* Task brief *
Please copy the data from its first line down to the line containing "day-cell: 26Sunrise: 5:27", swapping "Sunset" for "Sundown" and leaving everything else unchanged.

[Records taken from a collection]
-------------------------

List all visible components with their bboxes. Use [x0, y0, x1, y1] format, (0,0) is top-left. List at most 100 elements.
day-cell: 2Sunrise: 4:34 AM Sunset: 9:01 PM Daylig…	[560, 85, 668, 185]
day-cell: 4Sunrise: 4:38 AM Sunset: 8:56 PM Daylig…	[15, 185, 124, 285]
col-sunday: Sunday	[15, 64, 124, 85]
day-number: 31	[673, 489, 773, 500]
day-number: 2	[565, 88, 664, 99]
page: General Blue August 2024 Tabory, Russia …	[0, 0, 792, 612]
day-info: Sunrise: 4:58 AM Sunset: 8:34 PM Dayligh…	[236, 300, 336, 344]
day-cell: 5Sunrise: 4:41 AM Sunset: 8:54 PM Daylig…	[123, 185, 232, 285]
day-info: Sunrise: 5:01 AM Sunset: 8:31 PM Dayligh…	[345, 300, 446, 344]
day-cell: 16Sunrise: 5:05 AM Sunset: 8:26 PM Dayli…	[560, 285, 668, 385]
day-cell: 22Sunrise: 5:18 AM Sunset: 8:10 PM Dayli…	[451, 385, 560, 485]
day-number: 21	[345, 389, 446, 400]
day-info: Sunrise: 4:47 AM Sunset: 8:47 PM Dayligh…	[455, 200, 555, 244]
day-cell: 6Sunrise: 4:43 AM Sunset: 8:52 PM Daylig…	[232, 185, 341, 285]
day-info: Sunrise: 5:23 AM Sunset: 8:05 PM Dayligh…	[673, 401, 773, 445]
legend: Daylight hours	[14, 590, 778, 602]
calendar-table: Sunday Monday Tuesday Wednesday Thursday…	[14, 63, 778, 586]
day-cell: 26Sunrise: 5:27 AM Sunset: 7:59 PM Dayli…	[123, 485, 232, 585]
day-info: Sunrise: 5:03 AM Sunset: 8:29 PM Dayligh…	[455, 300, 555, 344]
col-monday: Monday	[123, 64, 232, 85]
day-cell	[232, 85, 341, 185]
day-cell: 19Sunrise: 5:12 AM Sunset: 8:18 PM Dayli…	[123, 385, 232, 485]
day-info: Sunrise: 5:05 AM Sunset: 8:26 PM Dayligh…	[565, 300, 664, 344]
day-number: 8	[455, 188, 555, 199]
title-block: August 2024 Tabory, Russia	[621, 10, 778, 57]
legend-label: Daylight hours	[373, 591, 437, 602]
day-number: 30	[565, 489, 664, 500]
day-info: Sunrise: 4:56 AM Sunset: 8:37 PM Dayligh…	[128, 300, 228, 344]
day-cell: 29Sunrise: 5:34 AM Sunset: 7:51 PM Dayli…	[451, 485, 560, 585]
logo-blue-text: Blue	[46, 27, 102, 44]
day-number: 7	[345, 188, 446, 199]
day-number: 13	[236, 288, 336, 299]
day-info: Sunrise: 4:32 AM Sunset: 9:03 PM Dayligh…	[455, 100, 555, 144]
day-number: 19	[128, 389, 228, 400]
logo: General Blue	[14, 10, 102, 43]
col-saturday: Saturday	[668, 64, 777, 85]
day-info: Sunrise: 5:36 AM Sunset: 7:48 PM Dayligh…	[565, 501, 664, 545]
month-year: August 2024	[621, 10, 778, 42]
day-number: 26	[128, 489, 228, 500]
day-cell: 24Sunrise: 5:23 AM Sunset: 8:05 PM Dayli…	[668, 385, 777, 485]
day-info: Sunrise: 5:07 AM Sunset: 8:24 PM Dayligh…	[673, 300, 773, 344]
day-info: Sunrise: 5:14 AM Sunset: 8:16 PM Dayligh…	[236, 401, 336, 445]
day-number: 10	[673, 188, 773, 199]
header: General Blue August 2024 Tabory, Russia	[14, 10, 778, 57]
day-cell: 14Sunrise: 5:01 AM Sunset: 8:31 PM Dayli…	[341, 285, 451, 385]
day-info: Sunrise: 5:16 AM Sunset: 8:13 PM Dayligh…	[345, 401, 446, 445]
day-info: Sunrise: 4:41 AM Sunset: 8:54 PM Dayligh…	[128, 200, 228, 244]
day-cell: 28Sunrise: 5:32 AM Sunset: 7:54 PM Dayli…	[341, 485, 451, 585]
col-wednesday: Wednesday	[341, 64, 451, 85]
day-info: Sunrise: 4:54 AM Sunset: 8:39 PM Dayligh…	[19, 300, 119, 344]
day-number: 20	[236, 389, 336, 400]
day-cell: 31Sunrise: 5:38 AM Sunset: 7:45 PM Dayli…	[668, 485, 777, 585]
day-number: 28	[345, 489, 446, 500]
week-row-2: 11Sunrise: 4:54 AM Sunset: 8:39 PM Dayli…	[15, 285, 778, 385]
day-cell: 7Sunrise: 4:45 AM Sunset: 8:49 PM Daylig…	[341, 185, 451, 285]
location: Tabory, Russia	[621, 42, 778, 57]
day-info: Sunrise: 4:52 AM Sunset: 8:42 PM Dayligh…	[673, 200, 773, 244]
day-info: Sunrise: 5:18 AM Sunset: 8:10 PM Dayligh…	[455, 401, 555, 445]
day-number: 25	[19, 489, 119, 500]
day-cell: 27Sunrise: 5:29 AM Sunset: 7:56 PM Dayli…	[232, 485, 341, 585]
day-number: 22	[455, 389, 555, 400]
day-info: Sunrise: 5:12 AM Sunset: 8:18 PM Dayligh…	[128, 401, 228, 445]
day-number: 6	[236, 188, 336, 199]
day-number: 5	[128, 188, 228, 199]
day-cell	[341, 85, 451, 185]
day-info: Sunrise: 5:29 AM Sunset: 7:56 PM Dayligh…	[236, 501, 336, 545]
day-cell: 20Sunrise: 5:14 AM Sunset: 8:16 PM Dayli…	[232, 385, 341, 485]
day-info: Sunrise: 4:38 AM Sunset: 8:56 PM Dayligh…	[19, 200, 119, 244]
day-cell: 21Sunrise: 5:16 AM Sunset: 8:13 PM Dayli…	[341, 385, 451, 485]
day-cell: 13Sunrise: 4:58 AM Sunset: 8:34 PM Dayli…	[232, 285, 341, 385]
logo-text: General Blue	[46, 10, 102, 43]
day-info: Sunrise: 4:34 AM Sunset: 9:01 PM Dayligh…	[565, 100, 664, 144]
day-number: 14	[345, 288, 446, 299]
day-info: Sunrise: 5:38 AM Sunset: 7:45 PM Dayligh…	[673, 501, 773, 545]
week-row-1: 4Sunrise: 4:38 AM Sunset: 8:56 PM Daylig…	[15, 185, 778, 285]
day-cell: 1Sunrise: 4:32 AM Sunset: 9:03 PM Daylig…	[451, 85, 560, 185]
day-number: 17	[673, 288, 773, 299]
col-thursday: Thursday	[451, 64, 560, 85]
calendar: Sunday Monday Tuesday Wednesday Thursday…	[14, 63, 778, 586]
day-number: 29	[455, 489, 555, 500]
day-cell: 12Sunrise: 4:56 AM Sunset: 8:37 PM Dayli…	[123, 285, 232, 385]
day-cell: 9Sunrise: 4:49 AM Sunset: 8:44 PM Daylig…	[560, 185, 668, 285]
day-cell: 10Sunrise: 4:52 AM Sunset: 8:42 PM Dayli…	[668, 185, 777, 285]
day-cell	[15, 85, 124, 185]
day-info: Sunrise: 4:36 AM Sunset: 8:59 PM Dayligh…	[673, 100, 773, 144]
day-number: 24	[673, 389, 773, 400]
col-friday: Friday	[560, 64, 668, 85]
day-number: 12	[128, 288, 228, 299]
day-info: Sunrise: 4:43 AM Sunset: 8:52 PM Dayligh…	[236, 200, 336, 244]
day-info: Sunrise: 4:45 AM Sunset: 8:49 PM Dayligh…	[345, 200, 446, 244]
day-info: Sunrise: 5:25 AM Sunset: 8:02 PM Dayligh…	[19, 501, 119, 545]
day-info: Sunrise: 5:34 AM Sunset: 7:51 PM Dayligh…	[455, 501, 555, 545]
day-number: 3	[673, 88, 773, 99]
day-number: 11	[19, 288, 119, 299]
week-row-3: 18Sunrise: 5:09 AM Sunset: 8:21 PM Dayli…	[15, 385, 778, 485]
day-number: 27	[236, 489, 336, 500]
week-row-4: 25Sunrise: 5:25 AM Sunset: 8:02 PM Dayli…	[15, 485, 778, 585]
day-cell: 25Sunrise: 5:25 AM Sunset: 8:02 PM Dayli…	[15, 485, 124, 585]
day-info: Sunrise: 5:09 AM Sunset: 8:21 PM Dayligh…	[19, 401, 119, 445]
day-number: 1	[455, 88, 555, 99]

-------------------------

* Task output *
List all visible components with their bboxes. Use [x0, y0, x1, y1] format, (0,0) is top-left. List at most 100 elements.
day-cell: 2Sunrise: 4:34 AM Sundown: 9:01 PM Daylig…	[560, 85, 668, 185]
day-cell: 4Sunrise: 4:38 AM Sundown: 8:56 PM Daylig…	[15, 185, 124, 285]
col-sunday: Sunday	[15, 64, 124, 85]
day-number: 31	[673, 489, 773, 500]
day-number: 2	[565, 88, 664, 99]
page: General Blue August 2024 Tabory, Russia …	[0, 0, 792, 612]
day-info: Sunrise: 4:58 AM Sundown: 8:34 PM Dayligh…	[236, 300, 336, 344]
day-cell: 5Sunrise: 4:41 AM Sundown: 8:54 PM Daylig…	[123, 185, 232, 285]
day-info: Sunrise: 5:01 AM Sundown: 8:31 PM Dayligh…	[345, 300, 446, 344]
day-cell: 16Sunrise: 5:05 AM Sundown: 8:26 PM Dayli…	[560, 285, 668, 385]
day-cell: 22Sunrise: 5:18 AM Sundown: 8:10 PM Dayli…	[451, 385, 560, 485]
day-number: 21	[345, 389, 446, 400]
day-info: Sunrise: 4:47 AM Sundown: 8:47 PM Dayligh…	[455, 200, 555, 244]
day-cell: 6Sunrise: 4:43 AM Sundown: 8:52 PM Daylig…	[232, 185, 341, 285]
day-info: Sunrise: 5:23 AM Sundown: 8:05 PM Dayligh…	[673, 401, 773, 445]
legend: Daylight hours	[14, 590, 778, 602]
calendar-table: Sunday Monday Tuesday Wednesday Thursday…	[14, 63, 778, 586]
day-cell: 26Sunrise: 5:27 AM Sundown: 7:59 PM Dayli…	[123, 485, 232, 585]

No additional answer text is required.